▶ **EXERCISE OBJECTIVE**: Below are records to be output exactly, every one of them.

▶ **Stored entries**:
+ + +
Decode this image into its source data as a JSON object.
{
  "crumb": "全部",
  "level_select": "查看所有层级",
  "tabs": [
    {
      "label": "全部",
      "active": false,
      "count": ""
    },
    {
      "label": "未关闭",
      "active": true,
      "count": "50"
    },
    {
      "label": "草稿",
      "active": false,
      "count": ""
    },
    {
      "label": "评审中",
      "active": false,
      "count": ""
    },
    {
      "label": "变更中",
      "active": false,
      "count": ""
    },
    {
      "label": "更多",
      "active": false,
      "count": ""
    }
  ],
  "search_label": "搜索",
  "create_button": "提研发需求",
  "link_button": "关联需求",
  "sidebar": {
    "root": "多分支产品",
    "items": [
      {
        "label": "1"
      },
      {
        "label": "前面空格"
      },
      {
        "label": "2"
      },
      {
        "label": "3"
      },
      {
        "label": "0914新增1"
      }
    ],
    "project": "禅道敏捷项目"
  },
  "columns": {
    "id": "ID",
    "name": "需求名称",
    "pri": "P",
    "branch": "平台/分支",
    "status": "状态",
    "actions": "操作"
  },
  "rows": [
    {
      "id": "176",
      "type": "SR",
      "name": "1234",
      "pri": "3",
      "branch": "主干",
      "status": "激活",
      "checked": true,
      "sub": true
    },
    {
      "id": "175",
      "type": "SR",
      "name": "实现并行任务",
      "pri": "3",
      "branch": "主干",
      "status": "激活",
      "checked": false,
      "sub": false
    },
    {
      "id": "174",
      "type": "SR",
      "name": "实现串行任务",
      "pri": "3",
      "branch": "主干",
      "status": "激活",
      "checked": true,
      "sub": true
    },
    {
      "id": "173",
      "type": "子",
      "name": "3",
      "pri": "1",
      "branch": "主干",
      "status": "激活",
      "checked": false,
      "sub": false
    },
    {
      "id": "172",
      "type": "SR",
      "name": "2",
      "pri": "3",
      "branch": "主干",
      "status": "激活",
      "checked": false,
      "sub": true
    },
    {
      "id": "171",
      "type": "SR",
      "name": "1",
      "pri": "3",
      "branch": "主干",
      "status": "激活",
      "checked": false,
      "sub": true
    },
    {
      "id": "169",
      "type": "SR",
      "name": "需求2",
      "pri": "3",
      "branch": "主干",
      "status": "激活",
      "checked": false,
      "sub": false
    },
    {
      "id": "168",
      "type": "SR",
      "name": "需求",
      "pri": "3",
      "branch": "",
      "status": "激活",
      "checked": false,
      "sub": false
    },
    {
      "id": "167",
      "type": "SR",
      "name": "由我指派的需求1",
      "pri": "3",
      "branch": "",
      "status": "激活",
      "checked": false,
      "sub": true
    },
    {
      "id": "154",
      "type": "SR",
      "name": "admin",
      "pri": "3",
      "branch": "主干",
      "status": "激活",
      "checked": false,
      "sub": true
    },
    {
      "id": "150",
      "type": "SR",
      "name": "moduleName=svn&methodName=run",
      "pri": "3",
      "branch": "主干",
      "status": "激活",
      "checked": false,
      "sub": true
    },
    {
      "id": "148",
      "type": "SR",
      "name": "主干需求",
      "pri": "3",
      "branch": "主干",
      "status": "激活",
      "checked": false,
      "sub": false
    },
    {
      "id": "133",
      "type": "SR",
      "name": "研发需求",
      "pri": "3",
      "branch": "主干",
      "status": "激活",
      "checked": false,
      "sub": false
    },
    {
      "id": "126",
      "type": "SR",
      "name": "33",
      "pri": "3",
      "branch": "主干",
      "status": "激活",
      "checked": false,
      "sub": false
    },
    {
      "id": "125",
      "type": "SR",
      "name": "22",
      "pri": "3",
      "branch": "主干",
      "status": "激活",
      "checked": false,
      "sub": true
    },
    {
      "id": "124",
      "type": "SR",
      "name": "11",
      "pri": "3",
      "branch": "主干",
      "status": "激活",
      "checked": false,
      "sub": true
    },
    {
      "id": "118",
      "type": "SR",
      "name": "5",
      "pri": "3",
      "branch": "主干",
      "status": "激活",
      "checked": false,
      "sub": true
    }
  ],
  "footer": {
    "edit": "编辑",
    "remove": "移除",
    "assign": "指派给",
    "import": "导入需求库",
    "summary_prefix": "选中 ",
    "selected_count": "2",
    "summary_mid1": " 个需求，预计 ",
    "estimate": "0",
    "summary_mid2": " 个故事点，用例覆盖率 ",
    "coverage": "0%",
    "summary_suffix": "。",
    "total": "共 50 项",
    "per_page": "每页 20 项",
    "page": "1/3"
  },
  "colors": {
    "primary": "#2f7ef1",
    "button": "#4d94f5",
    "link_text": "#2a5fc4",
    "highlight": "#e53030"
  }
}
+ + +
▶ **RESULT FOR THIS TASK**:
Decode this image into its source data as a JSON object.
{
  "crumb": "全部",
  "level_select": "查看所有层级",
  "tabs": [
    {
      "label": "全部",
      "active": false,
      "count": ""
    },
    {
      "label": "未关闭",
      "active": true,
      "count": "50"
    },
    {
      "label": "草稿",
      "active": false,
      "count": ""
    },
    {
      "label": "评审中",
      "active": false,
      "count": ""
    },
    {
      "label": "变更中",
      "active": false,
      "count": ""
    },
    {
      "label": "更多",
      "active": false,
      "count": ""
    }
  ],
  "search_label": "搜索",
  "create_button": "提研发需求",
  "link_button": "关联需求",
  "sidebar": {
    "root": "多分支产品",
    "items": [
      {
        "label": "1"
      },
      {
        "label": "前面空格"
      },
      {
        "label": "2"
      },
      {
        "label": "3"
      },
      {
        "label": "0914新增1"
      }
    ],
    "project": "禅道敏捷项目"
  },
  "columns": {
    "id": "ID",
    "name": "需求名称",
    "pri": "P",
    "branch": "平台/分支",
    "status": "状态",
    "actions": "操作"
  },
  "rows": [
    {
      "id": "176",
      "type": "SR",
      "name": "1234",
      "pri": "3",
      "branch": "主干",
      "status": "激活",
      "checked": true,
      "sub": true
    },
    {
      "id": "175",
      "type": "SR",
      "name": "实现并行任务",
      "pri": "3",
      "branch": "主干",
      "status": "激活",
      "checked": false,
      "sub": false
    },
    {
      "id": "174",
      "type": "SR",
      "name": "实现串行任务",
      "pri": "3",
      "branch": "主干",
      "status": "激活",
      "checked": true,
      "sub": true
    },
    {
      "id": "173",
      "type": "子",
      "name": "3",
      "pri": "1",
      "branch": "主干",
      "status": "激活",
      "checked": false,
      "sub": false
    },
    {
      "id": "172",
      "type": "SR",
      "name": "2",
      "pri": "3",
      "branch": "主干",
      "status": "激活",
      "checked": false,
      "sub": true
    },
    {
      "id": "171",
      "type": "SR",
      "name": "1",
      "pri": "3",
      "branch": "主干",
      "status": "激活",
      "checked": false,
      "sub": true
    },
    {
      "id": "169",
      "type": "SR",
      "name": "需求2",
      "pri": "3",
      "branch": "主干",
      "status": "激活",
      "checked": false,
      "sub": false
    },
    {
      "id": "168",
      "type": "SR",
      "name": "需求",
      "pri": "3",
      "branch": "",
      "status": "激活",
      "checked": false,
      "sub": false
    },
    {
      "id": "167",
      "type": "SR",
      "name": "由我指派的需求1",
      "pri": "3",
      "branch": "",
      "status": "激活",
      "checked": false,
      "sub": true
    },
    {
      "id": "154",
      "type": "SR",
      "name": "admin",
      "pri": "3",
      "branch": "主干",
      "status": "激活",
      "checked": false,
      "sub": true
    },
    {
      "id": "150",
      "type": "SR",
      "name": "moduleName=svn&methodName=run",
      "pri": "3",
      "branch": "主干",
      "status": "激活",
      "checked": false,
      "sub": true
    },
    {
      "id": "148",
      "type": "SR",
      "name": "主干需求",
      "pri": "3",
      "branch": "主干",
      "status": "激活",
      "checked": false,
      "sub": false
    },
    {
      "id": "133",
      "type": "SR",
      "name": "研发需求",
      "pri": "3",
      "branch": "主干",
      "status": "激活",
      "checked": false,
      "sub": false
    },
    {
      "id": "126",
      "type": "SR",
      "name": "33",
      "pri": "3",
      "branch": "主干",
      "status": "激活",
      "checked": false,
      "sub": false
    },
    {
      "id": "125",
      "type": "SR",
      "name": "22",
      "pri": "3",
      "branch": "主干",
      "status": "激活",
      "checked": false,
      "sub": true
    },
    {
      "id": "124",
      "type": "SR",
      "name": "11",
      "pri": "3",
      "branch": "主干",
      "status": "激活",
      "checked": false,
      "sub": true
    },
    {
      "id": "118",
      "type": "SR",
      "name": "5",
      "pri": "3",
      "branch": "主干",
      "status": "激活",
      "checked": false,
      "sub": true
    }
  ],
  "footer": {
    "edit": "编辑",
    "remove": "移除",
    "assign": "指派给",
    "import": "导入需求库",
    "summary_prefix": "选中 ",
    "selected_count": "2",
    "summary_mid1": " 个需求，预计 ",
    "estimate": "0",
    "summary_mid2": " 个故事点，用例覆盖率 ",
    "coverage": "0%",
    "summary_suffix": "。",
    "total": "共 50 项",
    "per_page": "每页 20 项",
    "page": "1/3"
  },
  "colors": {
    "primary": "#2f7ef1",
    "button": "#4d94f5",
    "link_text": "#2a5fc4",
    "highlight": "#e53030"
  }
}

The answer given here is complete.